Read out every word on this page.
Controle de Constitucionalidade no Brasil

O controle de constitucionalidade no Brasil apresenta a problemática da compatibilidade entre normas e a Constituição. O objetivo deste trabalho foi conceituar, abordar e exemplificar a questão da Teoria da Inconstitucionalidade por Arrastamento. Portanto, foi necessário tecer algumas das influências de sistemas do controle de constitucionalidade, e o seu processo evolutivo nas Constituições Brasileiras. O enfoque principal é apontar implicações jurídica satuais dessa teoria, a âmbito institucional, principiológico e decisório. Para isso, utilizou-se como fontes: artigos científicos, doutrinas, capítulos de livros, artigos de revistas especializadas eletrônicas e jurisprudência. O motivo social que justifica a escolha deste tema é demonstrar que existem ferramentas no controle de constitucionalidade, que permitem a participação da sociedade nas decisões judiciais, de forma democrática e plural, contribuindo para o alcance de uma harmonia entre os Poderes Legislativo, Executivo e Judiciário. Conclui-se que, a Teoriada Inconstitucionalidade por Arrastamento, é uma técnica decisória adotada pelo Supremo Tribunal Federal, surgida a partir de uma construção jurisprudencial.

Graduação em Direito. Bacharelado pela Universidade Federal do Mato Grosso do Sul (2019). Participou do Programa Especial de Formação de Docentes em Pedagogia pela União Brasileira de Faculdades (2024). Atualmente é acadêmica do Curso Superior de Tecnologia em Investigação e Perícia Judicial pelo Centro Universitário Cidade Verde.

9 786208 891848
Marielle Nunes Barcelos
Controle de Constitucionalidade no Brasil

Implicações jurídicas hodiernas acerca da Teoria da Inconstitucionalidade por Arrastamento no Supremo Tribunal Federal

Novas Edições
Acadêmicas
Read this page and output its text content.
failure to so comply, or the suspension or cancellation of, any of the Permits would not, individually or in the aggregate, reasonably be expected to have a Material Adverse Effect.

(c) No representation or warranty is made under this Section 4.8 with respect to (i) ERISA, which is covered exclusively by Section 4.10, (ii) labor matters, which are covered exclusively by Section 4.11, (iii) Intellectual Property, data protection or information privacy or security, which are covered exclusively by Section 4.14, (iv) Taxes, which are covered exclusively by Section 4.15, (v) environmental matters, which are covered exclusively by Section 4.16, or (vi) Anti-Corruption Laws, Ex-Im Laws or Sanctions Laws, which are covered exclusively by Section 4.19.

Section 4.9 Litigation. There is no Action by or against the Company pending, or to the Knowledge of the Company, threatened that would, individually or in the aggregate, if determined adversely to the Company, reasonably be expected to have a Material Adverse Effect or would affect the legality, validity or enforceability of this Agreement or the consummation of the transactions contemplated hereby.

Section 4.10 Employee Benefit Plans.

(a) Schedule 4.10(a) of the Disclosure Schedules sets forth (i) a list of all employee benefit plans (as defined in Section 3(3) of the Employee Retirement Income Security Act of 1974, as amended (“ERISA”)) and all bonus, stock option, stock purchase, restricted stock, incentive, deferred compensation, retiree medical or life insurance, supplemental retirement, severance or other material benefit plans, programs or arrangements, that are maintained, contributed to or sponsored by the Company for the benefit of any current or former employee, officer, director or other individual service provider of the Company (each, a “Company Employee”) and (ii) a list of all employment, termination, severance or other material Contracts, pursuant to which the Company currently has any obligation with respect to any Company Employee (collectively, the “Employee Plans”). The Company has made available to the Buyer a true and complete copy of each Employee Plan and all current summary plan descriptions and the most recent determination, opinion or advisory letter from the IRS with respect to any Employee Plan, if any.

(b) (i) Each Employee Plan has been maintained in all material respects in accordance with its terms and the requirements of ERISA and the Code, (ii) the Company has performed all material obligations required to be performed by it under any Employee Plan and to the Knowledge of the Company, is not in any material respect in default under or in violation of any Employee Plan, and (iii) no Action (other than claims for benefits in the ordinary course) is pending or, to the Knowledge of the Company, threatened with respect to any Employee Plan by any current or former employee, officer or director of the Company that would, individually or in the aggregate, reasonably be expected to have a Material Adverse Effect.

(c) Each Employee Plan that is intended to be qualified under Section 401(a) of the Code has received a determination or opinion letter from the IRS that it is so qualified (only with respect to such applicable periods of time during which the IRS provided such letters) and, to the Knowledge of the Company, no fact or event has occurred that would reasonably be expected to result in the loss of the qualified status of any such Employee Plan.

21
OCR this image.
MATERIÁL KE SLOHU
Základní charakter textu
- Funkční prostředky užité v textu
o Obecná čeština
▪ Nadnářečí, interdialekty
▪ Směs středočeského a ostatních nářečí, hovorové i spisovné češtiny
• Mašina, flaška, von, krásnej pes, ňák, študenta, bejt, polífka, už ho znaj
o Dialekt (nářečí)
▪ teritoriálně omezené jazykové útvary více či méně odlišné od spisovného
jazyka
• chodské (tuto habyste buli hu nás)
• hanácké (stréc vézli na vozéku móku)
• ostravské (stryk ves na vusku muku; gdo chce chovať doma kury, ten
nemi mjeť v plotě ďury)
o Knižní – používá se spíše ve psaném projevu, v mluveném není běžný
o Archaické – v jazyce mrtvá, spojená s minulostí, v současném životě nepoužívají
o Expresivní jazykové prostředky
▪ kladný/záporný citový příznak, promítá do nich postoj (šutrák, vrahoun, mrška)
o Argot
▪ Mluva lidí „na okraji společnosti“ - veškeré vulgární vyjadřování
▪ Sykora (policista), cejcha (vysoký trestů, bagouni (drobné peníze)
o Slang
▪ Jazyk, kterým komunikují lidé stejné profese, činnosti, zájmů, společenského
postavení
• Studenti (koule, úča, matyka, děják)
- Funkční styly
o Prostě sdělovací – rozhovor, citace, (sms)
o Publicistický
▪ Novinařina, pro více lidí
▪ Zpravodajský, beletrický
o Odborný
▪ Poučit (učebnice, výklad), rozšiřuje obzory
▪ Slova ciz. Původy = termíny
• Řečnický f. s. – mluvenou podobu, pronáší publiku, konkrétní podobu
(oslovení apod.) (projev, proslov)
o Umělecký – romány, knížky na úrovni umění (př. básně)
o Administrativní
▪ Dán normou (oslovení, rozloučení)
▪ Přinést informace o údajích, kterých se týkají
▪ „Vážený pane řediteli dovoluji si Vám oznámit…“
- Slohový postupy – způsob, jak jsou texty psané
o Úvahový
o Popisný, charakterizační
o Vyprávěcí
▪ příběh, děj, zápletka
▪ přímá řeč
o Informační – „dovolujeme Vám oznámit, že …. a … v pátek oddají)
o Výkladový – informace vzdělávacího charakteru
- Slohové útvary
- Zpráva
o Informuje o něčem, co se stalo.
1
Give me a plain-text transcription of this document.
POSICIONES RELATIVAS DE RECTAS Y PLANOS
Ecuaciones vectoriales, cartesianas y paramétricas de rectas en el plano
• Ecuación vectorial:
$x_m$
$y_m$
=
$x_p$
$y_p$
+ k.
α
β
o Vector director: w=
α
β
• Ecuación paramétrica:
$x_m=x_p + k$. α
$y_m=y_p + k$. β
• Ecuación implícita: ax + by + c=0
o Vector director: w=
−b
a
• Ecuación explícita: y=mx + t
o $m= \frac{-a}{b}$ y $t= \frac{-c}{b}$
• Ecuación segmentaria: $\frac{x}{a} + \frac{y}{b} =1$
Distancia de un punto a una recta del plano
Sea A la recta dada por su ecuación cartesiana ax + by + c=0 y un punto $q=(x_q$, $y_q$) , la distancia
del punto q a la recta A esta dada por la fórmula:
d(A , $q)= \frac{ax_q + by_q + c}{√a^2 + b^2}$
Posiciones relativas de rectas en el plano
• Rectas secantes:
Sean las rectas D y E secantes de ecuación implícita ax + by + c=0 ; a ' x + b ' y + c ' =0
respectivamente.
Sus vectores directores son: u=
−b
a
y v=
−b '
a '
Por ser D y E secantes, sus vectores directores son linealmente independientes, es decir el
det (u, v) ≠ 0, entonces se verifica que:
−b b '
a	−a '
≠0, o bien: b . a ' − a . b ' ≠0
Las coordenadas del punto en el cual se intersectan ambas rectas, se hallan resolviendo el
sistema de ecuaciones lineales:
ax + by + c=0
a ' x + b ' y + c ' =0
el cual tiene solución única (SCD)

——

Wherever the string "jazykové" appears in the entries above, list that line.

▪ teritoriálně omezené jazykové útvary více či méně odlišné od spisovného
o Expresivní jazykové prostředky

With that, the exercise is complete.